_MATERIAL FOR THE TASK:_
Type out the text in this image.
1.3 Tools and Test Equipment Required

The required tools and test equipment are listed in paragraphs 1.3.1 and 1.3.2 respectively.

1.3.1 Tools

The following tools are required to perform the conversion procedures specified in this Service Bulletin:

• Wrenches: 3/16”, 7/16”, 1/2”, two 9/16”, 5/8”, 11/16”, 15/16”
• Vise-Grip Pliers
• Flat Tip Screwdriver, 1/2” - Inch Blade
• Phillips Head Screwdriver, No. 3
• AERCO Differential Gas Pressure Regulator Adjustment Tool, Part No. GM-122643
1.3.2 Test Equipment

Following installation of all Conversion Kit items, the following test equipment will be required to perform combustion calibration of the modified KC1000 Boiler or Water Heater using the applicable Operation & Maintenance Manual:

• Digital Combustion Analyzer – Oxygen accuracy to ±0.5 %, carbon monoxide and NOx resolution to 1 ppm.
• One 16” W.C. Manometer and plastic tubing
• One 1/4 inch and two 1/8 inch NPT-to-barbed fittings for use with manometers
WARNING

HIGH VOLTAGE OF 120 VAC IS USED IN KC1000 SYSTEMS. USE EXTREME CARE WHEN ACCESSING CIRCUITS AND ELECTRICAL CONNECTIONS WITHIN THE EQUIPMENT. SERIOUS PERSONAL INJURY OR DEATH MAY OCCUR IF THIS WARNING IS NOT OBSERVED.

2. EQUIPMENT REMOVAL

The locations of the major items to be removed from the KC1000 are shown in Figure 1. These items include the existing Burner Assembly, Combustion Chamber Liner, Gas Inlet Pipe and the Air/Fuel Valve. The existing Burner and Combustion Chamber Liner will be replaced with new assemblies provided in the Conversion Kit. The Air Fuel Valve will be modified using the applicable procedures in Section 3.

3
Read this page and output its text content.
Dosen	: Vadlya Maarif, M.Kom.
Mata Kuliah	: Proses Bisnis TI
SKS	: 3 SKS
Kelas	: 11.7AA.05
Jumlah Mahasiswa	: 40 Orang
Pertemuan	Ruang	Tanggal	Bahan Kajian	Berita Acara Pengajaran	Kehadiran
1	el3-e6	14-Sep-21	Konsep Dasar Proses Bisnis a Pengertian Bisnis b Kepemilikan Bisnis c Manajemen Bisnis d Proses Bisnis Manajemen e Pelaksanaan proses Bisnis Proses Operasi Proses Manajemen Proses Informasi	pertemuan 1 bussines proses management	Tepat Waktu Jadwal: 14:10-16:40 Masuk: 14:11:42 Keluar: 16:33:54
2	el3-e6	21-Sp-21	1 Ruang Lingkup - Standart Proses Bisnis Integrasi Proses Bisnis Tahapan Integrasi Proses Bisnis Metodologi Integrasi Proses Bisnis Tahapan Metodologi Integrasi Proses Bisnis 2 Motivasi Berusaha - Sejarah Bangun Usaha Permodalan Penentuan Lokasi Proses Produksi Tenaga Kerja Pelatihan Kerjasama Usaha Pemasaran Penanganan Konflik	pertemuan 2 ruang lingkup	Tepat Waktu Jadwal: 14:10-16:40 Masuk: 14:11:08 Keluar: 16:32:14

_WHAT NEEDS TO BE DONE:_
Select, from the listing, all lines that include the word "Screwdriver".

_TASK OUTPUT:_
• Flat Tip Screwdriver, 1/2” - Inch Blade
• Phillips Head Screwdriver, No. 3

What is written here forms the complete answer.